:: The request ::
The records below must be output exactly, without pictures.

:: Data for this task ::
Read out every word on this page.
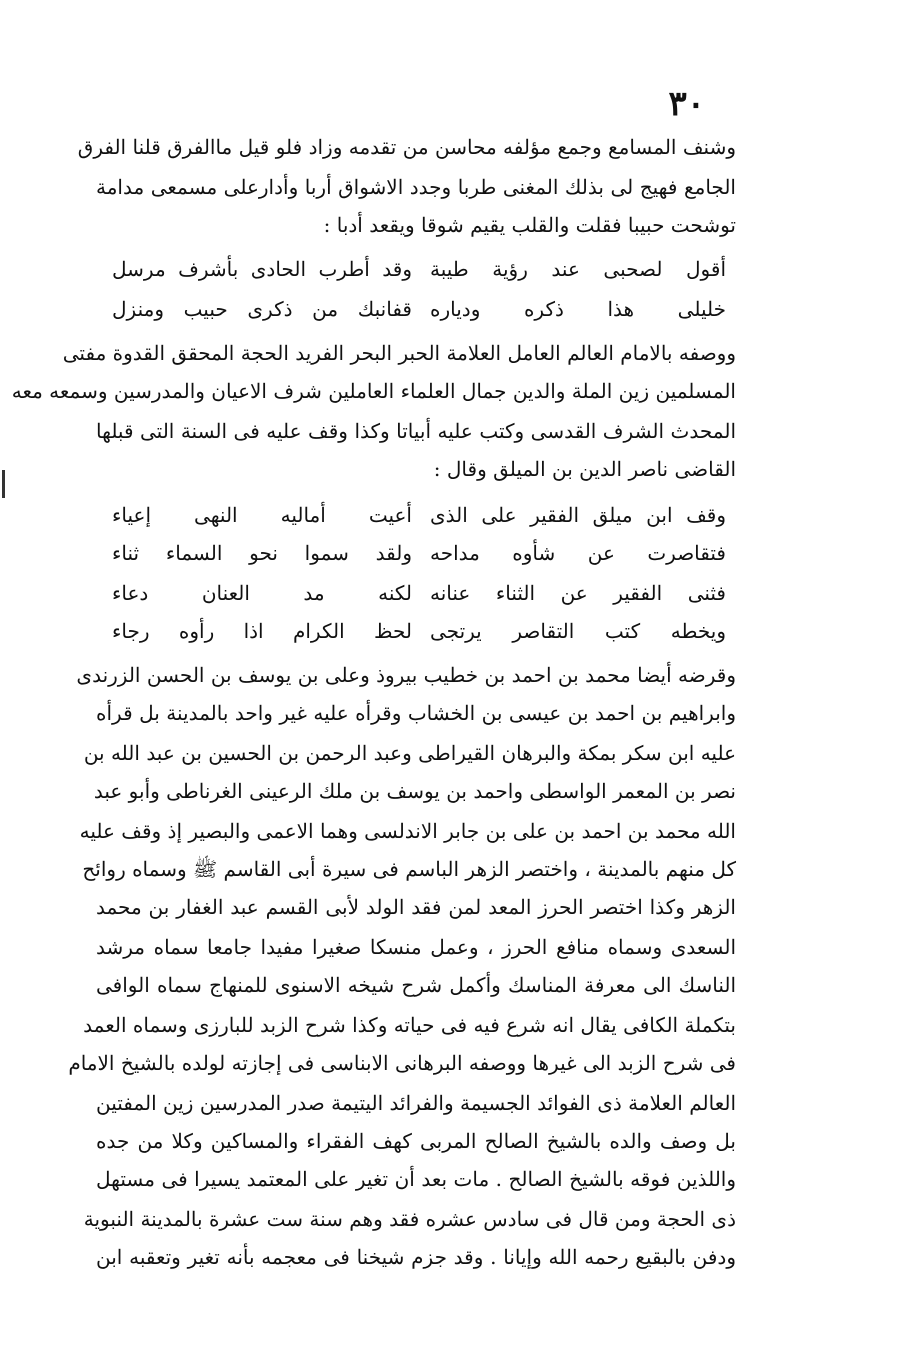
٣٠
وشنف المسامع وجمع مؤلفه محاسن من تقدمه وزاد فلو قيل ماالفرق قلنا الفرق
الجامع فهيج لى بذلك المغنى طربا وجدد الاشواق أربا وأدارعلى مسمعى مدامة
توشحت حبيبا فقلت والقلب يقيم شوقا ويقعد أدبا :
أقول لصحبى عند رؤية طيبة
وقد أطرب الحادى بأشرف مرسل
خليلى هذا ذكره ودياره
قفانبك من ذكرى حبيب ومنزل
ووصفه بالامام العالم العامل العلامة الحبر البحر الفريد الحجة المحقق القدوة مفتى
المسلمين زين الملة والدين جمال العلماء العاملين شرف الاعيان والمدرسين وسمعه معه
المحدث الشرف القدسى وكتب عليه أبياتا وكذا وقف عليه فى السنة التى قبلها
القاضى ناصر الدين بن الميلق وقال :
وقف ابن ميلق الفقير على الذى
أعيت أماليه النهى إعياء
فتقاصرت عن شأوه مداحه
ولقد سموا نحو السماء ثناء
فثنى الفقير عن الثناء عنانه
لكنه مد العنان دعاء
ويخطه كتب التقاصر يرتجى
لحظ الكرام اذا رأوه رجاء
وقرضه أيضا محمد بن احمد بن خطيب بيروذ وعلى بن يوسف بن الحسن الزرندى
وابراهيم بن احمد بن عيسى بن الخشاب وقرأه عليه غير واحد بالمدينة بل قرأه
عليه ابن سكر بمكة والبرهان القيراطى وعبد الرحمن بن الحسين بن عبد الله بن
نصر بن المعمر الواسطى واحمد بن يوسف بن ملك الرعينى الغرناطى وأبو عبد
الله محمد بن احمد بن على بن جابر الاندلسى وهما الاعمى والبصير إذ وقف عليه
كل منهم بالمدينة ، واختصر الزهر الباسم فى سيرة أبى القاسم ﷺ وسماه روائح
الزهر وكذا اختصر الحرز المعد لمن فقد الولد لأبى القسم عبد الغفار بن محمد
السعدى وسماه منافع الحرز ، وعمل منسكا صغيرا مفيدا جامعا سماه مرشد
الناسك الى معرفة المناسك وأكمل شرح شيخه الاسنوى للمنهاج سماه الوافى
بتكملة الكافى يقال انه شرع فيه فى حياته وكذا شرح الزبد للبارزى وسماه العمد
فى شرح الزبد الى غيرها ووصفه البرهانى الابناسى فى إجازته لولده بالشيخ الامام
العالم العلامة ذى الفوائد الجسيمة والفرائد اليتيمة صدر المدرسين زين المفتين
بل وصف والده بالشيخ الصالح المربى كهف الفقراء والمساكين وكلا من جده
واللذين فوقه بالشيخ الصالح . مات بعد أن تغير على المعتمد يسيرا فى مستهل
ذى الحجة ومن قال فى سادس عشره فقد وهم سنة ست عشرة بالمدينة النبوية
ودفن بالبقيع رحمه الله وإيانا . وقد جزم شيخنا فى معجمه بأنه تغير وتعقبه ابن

:: Reply to the exercise ::
Read out every word on this page.
٣٠
وشنف المسامع وجمع مؤلفه محاسن من تقدمه وزاد فلو قيل ماالفرق قلنا الفرق
الجامع فهيج لى بذلك المغنى طربا وجدد الاشواق أربا وأدارعلى مسمعى مدامة
توشحت حبيبا فقلت والقلب يقيم شوقا ويقعد أدبا :
أقول لصحبى عند رؤية طيبة
وقد أطرب الحادى بأشرف مرسل
خليلى هذا ذكره ودياره
قفانبك من ذكرى حبيب ومنزل
ووصفه بالامام العالم العامل العلامة الحبر البحر الفريد الحجة المحقق القدوة مفتى
المسلمين زين الملة والدين جمال العلماء العاملين شرف الاعيان والمدرسين وسمعه معه
المحدث الشرف القدسى وكتب عليه أبياتا وكذا وقف عليه فى السنة التى قبلها
القاضى ناصر الدين بن الميلق وقال :
وقف ابن ميلق الفقير على الذى
أعيت أماليه النهى إعياء
فتقاصرت عن شأوه مداحه
ولقد سموا نحو السماء ثناء
فثنى الفقير عن الثناء عنانه
لكنه مد العنان دعاء
ويخطه كتب التقاصر يرتجى
لحظ الكرام اذا رأوه رجاء
وقرضه أيضا محمد بن احمد بن خطيب بيروذ وعلى بن يوسف بن الحسن الزرندى
وابراهيم بن احمد بن عيسى بن الخشاب وقرأه عليه غير واحد بالمدينة بل قرأه
عليه ابن سكر بمكة والبرهان القيراطى وعبد الرحمن بن الحسين بن عبد الله بن
نصر بن المعمر الواسطى واحمد بن يوسف بن ملك الرعينى الغرناطى وأبو عبد
الله محمد بن احمد بن على بن جابر الاندلسى وهما الاعمى والبصير إذ وقف عليه
كل منهم بالمدينة ، واختصر الزهر الباسم فى سيرة أبى القاسم ﷺ وسماه روائح
الزهر وكذا اختصر الحرز المعد لمن فقد الولد لأبى القسم عبد الغفار بن محمد
السعدى وسماه منافع الحرز ، وعمل منسكا صغيرا مفيدا جامعا سماه مرشد
الناسك الى معرفة المناسك وأكمل شرح شيخه الاسنوى للمنهاج سماه الوافى
بتكملة الكافى يقال انه شرع فيه فى حياته وكذا شرح الزبد للبارزى وسماه العمد
فى شرح الزبد الى غيرها ووصفه البرهانى الابناسى فى إجازته لولده بالشيخ الامام
العالم العلامة ذى الفوائد الجسيمة والفرائد اليتيمة صدر المدرسين زين المفتين
بل وصف والده بالشيخ الصالح المربى كهف الفقراء والمساكين وكلا من جده
واللذين فوقه بالشيخ الصالح . مات بعد أن تغير على المعتمد يسيرا فى مستهل
ذى الحجة ومن قال فى سادس عشره فقد وهم سنة ست عشرة بالمدينة النبوية
ودفن بالبقيع رحمه الله وإيانا . وقد جزم شيخنا فى معجمه بأنه تغير وتعقبه ابن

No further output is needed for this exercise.